**Set problem:** Return all lines below containing the word "EGENSKAPER".

Stored records
########################################
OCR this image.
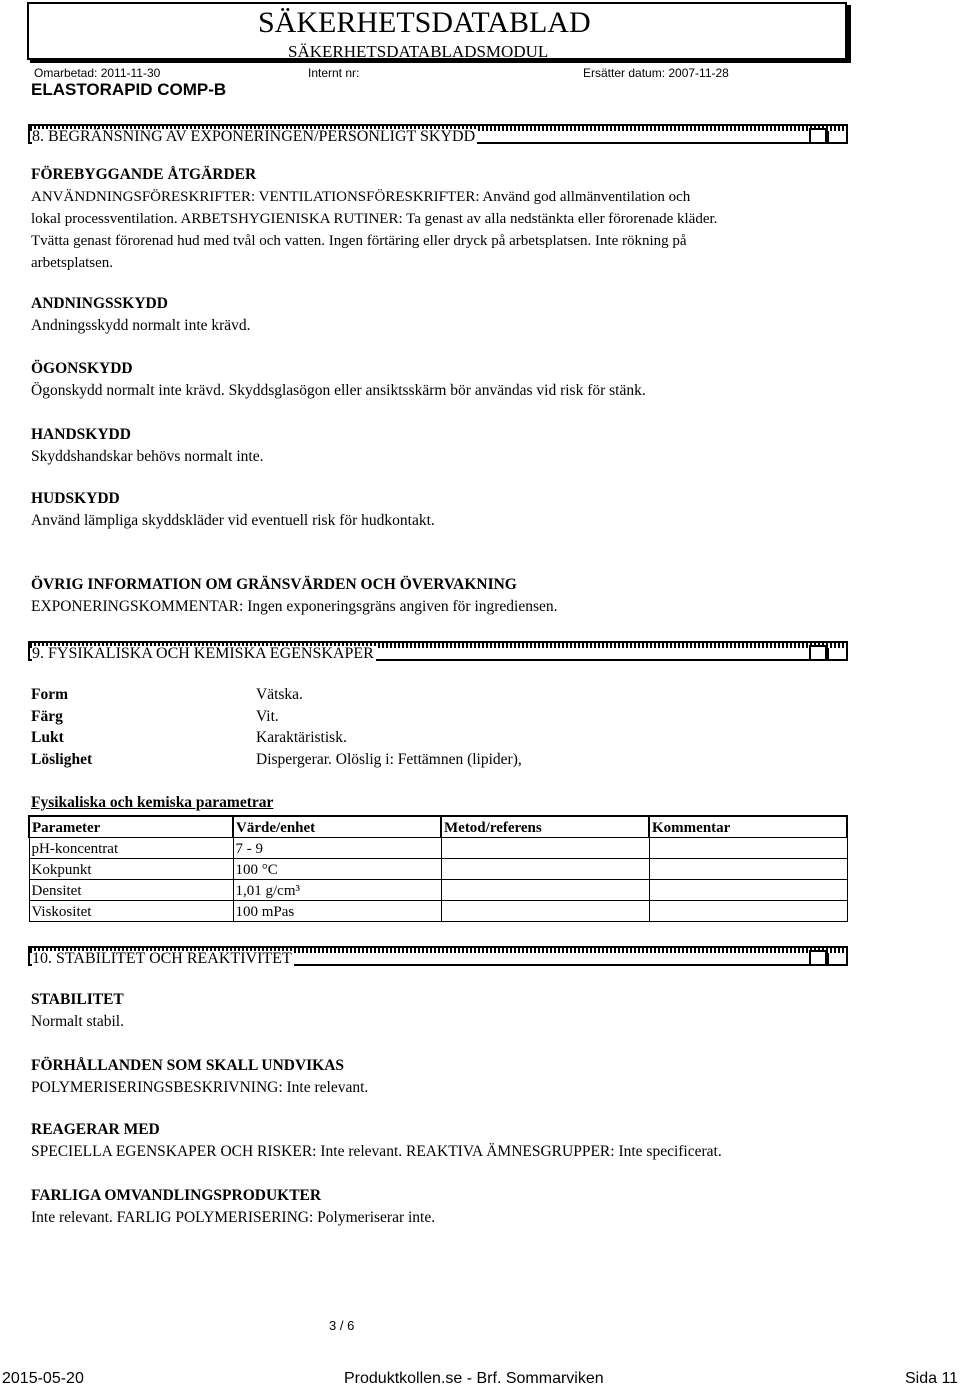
SÄKERHETSDATABLAD
SÄKERHETSDATABLADSMODUL
Omarbetad: 2011-11-30	Internt nr:	Ersätter datum: 2007-11-28
ELASTORAPID COMP-B
8. BEGRÄNSNING AV EXPONERINGEN/PERSONLIGT SKYDD
FÖREBYGGANDE ÅTGÄRDER
ANVÄNDNINGSFÖRESKRIFTER: VENTILATIONSFÖRESKRIFTER: Använd god allmänventilation och
lokal processventilation. ARBETSHYGIENISKA RUTINER: Ta genast av alla nedstänkta eller förorenade kläder.
Tvätta genast förorenad hud med tvål och vatten. Ingen förtäring eller dryck på arbetsplatsen. Inte rökning på
arbetsplatsen.
ANDNINGSSKYDD
Andningsskydd normalt inte krävd.
ÖGONSKYDD
Ögonskydd normalt inte krävd. Skyddsglasögon eller ansiktsskärm bör användas vid risk för stänk.
HANDSKYDD
Skyddshandskar behövs normalt inte.
HUDSKYDD
Använd lämpliga skyddskläder vid eventuell risk för hudkontakt.
ÖVRIG INFORMATION OM GRÄNSVÄRDEN OCH ÖVERVAKNING
EXPONERINGSKOMMENTAR: Ingen exponeringsgräns angiven för ingrediensen.
9. FYSIKALISKA OCH KEMISKA EGENSKAPER
Form	Vätska.
Färg	Vit.
Lukt	Karaktäristisk.
Löslighet	Dispergerar. Olöslig i: Fettämnen (lipider),
Fysikaliska och kemiska parametrar
Parameter	Värde/enhet	Metod/referens	Kommentar
pH-koncentrat	7 - 9		
Kokpunkt	100 °C		
Densitet	1,01 g/cm³		
Viskositet	100 mPas		
10. STABILITET OCH REAKTIVITET
STABILITET
Normalt stabil.
FÖRHÅLLANDEN SOM SKALL UNDVIKAS
POLYMERISERINGSBESKRIVNING: Inte relevant.
REAGERAR MED
SPECIELLA EGENSKAPER OCH RISKER: Inte relevant. REAKTIVA ÄMNESGRUPPER: Inte specificerat.
FARLIGA OMVANDLINGSPRODUKTER
Inte relevant. FARLIG POLYMERISERING: Polymeriserar inte.
3 / 6
2015-05-20	Produktkollen.se - Brf. Sommarviken	Sida 11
########################################
**Answer to this task:**
9. FYSIKALISKA OCH KEMISKA EGENSKAPER
SPECIELLA EGENSKAPER OCH RISKER: Inte relevant. REAKTIVA ÄMNESGRUPPER: Inte specificerat.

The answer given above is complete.